◆ **Description of the task**: Copy out each line in the listing below where the word "Construcción" appears.

*** Opening of Supplied records ***

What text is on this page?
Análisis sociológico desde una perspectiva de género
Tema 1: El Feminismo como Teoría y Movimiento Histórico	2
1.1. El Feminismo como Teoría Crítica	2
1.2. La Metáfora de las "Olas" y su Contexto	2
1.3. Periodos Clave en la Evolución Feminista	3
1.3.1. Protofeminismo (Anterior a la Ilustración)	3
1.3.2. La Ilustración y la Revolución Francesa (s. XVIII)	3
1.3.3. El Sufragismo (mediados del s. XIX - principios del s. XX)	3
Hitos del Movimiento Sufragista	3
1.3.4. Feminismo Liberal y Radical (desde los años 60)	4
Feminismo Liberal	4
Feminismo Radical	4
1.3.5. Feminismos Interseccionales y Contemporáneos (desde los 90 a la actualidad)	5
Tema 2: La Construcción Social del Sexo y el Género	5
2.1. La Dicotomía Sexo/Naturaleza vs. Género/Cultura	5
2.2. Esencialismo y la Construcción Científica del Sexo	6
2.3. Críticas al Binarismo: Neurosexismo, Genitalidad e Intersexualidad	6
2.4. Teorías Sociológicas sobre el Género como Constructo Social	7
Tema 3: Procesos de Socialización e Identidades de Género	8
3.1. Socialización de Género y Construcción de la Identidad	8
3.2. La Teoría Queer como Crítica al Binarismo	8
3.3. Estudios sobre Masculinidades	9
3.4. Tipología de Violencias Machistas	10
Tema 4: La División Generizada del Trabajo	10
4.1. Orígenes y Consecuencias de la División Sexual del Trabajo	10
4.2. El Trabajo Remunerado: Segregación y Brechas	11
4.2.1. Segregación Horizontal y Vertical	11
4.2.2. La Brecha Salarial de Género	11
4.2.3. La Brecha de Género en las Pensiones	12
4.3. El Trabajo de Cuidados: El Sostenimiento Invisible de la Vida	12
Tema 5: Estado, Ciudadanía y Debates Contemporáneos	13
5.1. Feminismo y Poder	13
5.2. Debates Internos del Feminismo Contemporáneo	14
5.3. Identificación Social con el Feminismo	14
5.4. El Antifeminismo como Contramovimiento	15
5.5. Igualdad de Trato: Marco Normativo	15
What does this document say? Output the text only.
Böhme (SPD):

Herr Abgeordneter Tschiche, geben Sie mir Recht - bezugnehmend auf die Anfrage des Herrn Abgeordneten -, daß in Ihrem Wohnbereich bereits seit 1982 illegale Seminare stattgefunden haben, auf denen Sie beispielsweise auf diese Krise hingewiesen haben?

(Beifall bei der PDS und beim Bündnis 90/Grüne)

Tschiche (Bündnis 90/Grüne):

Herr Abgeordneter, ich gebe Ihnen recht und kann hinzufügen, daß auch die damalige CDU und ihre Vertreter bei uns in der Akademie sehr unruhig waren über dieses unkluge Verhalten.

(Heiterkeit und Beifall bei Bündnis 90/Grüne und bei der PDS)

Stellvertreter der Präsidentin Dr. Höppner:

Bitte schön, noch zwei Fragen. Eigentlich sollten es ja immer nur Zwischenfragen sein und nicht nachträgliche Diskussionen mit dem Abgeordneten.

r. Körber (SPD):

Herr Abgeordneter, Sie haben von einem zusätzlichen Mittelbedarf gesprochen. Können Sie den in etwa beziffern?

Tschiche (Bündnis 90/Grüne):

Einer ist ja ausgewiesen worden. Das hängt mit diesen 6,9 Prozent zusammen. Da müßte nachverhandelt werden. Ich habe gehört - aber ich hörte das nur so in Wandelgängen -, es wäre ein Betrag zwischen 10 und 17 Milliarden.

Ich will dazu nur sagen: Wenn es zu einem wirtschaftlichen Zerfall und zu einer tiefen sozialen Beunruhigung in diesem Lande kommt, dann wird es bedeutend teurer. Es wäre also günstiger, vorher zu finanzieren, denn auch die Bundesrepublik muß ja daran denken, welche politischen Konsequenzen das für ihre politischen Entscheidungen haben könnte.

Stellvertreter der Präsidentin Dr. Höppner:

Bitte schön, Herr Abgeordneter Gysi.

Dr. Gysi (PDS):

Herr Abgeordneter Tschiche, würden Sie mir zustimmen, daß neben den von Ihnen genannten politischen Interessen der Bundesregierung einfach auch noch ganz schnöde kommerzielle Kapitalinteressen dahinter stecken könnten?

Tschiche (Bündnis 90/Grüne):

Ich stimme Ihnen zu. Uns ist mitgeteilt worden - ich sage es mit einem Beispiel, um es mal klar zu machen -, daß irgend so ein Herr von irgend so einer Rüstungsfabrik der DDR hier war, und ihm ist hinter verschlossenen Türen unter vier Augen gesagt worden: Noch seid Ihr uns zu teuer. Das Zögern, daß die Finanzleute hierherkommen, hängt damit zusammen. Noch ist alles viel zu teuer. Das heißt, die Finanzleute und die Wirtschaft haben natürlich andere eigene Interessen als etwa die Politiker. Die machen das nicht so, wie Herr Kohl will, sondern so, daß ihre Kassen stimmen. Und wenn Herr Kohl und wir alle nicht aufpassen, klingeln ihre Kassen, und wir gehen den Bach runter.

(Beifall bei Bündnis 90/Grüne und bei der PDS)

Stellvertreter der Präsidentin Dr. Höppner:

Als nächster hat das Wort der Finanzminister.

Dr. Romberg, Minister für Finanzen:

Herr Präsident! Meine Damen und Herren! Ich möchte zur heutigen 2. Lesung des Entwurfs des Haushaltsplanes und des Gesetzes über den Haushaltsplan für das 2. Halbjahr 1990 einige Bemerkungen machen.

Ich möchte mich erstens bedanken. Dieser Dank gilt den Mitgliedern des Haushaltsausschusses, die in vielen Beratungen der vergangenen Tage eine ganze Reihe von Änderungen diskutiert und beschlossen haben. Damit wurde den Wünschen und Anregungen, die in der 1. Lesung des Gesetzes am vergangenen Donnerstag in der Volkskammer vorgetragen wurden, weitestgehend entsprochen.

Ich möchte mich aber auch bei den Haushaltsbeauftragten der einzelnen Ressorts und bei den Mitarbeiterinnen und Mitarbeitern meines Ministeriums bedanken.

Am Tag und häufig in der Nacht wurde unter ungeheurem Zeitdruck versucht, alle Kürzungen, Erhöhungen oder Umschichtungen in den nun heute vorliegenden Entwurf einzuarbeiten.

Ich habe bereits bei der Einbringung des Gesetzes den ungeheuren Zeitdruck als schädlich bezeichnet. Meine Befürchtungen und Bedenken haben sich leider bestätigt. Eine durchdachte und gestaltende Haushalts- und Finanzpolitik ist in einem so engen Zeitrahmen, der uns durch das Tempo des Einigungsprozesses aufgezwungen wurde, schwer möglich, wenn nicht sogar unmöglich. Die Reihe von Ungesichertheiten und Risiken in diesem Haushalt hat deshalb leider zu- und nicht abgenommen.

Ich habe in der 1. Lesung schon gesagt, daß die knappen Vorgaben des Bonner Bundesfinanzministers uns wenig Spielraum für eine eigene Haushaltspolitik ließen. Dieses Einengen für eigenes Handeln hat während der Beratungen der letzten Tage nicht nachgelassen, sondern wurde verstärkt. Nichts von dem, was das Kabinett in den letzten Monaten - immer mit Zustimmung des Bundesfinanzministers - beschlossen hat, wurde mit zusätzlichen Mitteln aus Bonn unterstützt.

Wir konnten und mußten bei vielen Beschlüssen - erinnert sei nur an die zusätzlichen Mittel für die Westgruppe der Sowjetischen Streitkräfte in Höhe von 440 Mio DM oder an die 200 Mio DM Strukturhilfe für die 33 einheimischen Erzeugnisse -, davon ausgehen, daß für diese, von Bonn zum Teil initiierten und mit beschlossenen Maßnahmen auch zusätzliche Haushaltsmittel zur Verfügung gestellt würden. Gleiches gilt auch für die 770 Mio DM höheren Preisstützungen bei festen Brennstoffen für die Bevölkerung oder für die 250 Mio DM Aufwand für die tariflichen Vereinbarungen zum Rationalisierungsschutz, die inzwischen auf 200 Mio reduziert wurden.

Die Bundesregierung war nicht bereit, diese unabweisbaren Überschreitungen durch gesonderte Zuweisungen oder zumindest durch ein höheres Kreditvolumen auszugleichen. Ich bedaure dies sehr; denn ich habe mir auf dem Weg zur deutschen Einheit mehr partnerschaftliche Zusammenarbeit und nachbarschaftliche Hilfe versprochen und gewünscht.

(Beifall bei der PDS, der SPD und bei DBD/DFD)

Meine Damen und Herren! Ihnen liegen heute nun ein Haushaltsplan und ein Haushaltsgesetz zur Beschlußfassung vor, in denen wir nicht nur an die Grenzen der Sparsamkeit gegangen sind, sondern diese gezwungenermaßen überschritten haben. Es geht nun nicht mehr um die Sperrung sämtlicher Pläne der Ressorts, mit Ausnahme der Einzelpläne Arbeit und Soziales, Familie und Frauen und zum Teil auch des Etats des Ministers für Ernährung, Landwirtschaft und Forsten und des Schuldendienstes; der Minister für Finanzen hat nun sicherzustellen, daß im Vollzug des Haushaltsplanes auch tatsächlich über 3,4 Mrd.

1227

*** Close of Supplied records ***

◆ **Exercise answer**:
Tema 2: La Construcción Social del Sexo y el Género	5
2.2. Esencialismo y la Construcción Científica del Sexo	6
3.1. Socialización de Género y Construcción de la Identidad	8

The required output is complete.